■ Extracted records
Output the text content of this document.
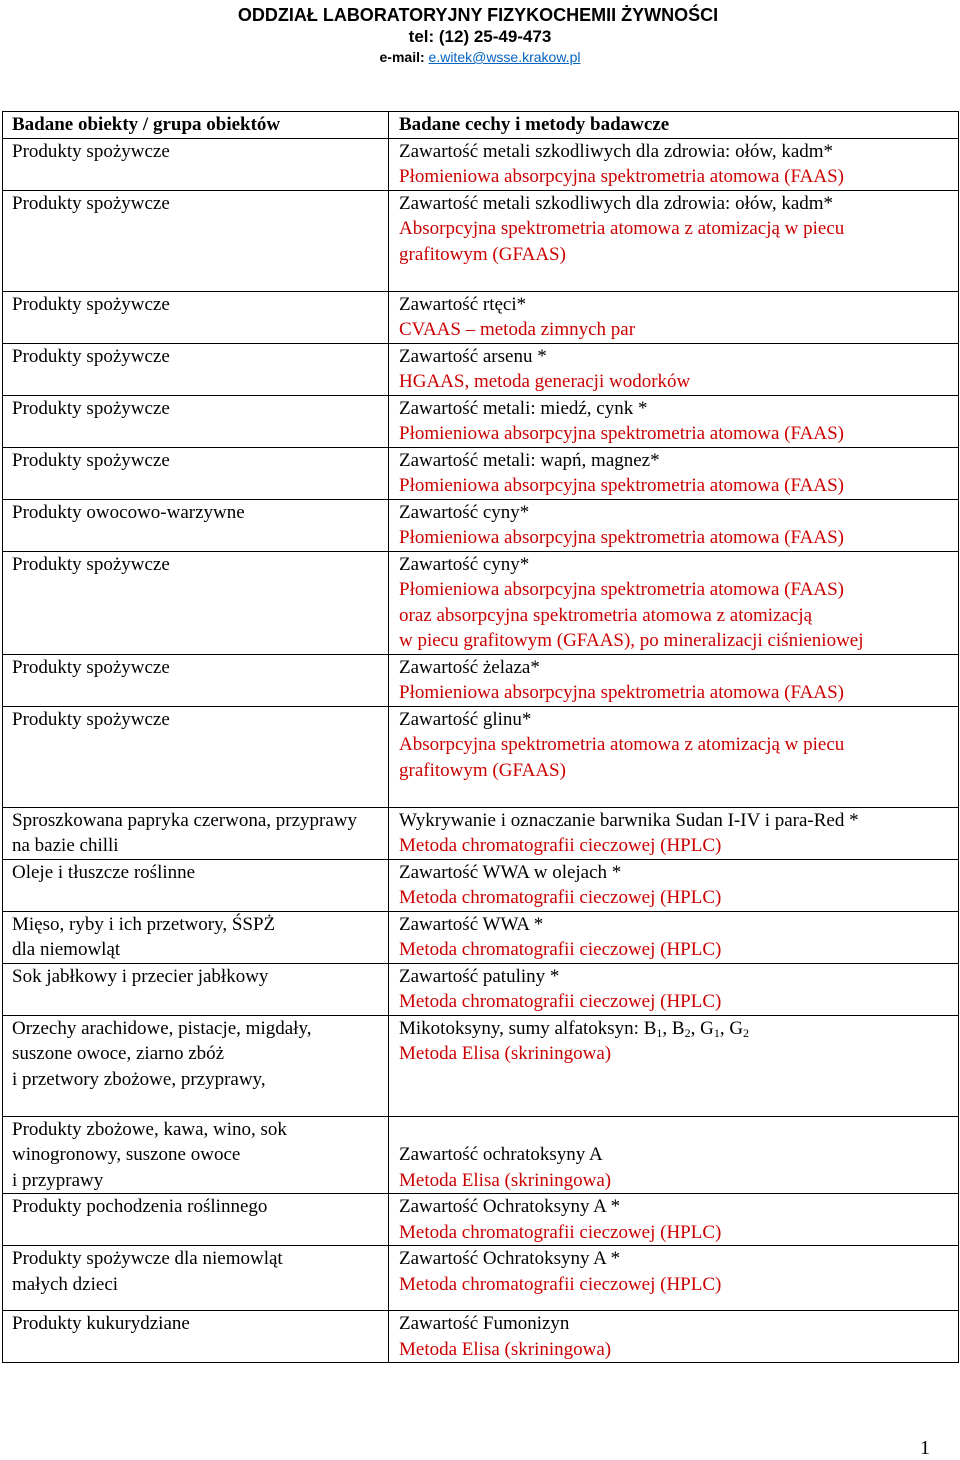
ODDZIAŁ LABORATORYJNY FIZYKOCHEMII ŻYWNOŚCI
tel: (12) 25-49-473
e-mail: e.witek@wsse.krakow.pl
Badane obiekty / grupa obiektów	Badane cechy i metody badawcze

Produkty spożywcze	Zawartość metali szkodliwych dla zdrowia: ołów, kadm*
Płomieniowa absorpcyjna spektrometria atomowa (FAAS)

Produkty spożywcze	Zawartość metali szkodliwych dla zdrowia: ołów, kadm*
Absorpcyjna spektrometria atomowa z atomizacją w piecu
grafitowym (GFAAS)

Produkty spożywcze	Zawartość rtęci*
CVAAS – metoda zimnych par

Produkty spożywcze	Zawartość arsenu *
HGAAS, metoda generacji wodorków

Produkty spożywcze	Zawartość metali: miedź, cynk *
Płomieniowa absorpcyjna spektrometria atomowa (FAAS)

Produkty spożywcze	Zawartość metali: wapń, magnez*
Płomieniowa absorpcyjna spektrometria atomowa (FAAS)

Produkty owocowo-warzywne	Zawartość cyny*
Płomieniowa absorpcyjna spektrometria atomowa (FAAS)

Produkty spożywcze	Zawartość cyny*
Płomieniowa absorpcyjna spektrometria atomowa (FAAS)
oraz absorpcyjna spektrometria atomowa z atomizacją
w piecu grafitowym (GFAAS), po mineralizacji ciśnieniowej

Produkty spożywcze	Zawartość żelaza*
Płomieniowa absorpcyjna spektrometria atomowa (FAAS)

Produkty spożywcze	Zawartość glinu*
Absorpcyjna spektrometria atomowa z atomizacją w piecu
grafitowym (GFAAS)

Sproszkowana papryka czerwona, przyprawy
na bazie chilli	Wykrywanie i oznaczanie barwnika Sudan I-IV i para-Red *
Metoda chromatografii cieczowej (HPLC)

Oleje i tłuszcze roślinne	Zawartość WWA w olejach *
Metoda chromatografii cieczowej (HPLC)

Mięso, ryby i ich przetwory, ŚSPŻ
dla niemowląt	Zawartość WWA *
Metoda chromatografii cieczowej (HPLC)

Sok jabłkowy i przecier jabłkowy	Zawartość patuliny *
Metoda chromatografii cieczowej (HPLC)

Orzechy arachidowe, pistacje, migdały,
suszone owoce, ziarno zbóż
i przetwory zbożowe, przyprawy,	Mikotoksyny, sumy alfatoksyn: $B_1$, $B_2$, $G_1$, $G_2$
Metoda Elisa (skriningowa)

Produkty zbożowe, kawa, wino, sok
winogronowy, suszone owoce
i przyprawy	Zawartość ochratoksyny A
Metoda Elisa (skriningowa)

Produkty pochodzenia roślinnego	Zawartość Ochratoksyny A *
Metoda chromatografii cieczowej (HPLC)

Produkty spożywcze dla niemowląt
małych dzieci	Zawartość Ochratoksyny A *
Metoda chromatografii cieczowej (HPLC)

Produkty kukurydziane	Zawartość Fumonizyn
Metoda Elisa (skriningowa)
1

■ Task statement
Leave out all pictures, then copy the remaining material exactly.

■ Reply
Output the text content of this document.
ODDZIAŁ LABORATORYJNY FIZYKOCHEMII ŻYWNOŚCI
tel: (12) 25-49-473
e-mail: e.witek@wsse.krakow.pl
Badane obiekty / grupa obiektów	Badane cechy i metody badawcze

Produkty spożywcze	Zawartość metali szkodliwych dla zdrowia: ołów, kadm*
Płomieniowa absorpcyjna spektrometria atomowa (FAAS)

Produkty spożywcze	Zawartość metali szkodliwych dla zdrowia: ołów, kadm*
Absorpcyjna spektrometria atomowa z atomizacją w piecu
grafitowym (GFAAS)

Produkty spożywcze	Zawartość rtęci*
CVAAS – metoda zimnych par

Produkty spożywcze	Zawartość arsenu *
HGAAS, metoda generacji wodorków

Produkty spożywcze	Zawartość metali: miedź, cynk *
Płomieniowa absorpcyjna spektrometria atomowa (FAAS)

Produkty spożywcze	Zawartość metali: wapń, magnez*
Płomieniowa absorpcyjna spektrometria atomowa (FAAS)

Produkty owocowo-warzywne	Zawartość cyny*
Płomieniowa absorpcyjna spektrometria atomowa (FAAS)

Produkty spożywcze	Zawartość cyny*
Płomieniowa absorpcyjna spektrometria atomowa (FAAS)
oraz absorpcyjna spektrometria atomowa z atomizacją
w piecu grafitowym (GFAAS), po mineralizacji ciśnieniowej

Produkty spożywcze	Zawartość żelaza*
Płomieniowa absorpcyjna spektrometria atomowa (FAAS)

Produkty spożywcze	Zawartość glinu*
Absorpcyjna spektrometria atomowa z atomizacją w piecu
grafitowym (GFAAS)

Sproszkowana papryka czerwona, przyprawy
na bazie chilli	Wykrywanie i oznaczanie barwnika Sudan I-IV i para-Red *
Metoda chromatografii cieczowej (HPLC)

Oleje i tłuszcze roślinne	Zawartość WWA w olejach *
Metoda chromatografii cieczowej (HPLC)

Mięso, ryby i ich przetwory, ŚSPŻ
dla niemowląt	Zawartość WWA *
Metoda chromatografii cieczowej (HPLC)

Sok jabłkowy i przecier jabłkowy	Zawartość patuliny *
Metoda chromatografii cieczowej (HPLC)

Orzechy arachidowe, pistacje, migdały,
suszone owoce, ziarno zbóż
i przetwory zbożowe, przyprawy,	Mikotoksyny, sumy alfatoksyn: $B_1$, $B_2$, $G_1$, $G_2$
Metoda Elisa (skriningowa)

Produkty zbożowe, kawa, wino, sok
winogronowy, suszone owoce
i przyprawy	Zawartość ochratoksyny A
Metoda Elisa (skriningowa)

Produkty pochodzenia roślinnego	Zawartość Ochratoksyny A *
Metoda chromatografii cieczowej (HPLC)

Produkty spożywcze dla niemowląt
małych dzieci	Zawartość Ochratoksyny A *
Metoda chromatografii cieczowej (HPLC)

Produkty kukurydziane	Zawartość Fumonizyn
Metoda Elisa (skriningowa)
1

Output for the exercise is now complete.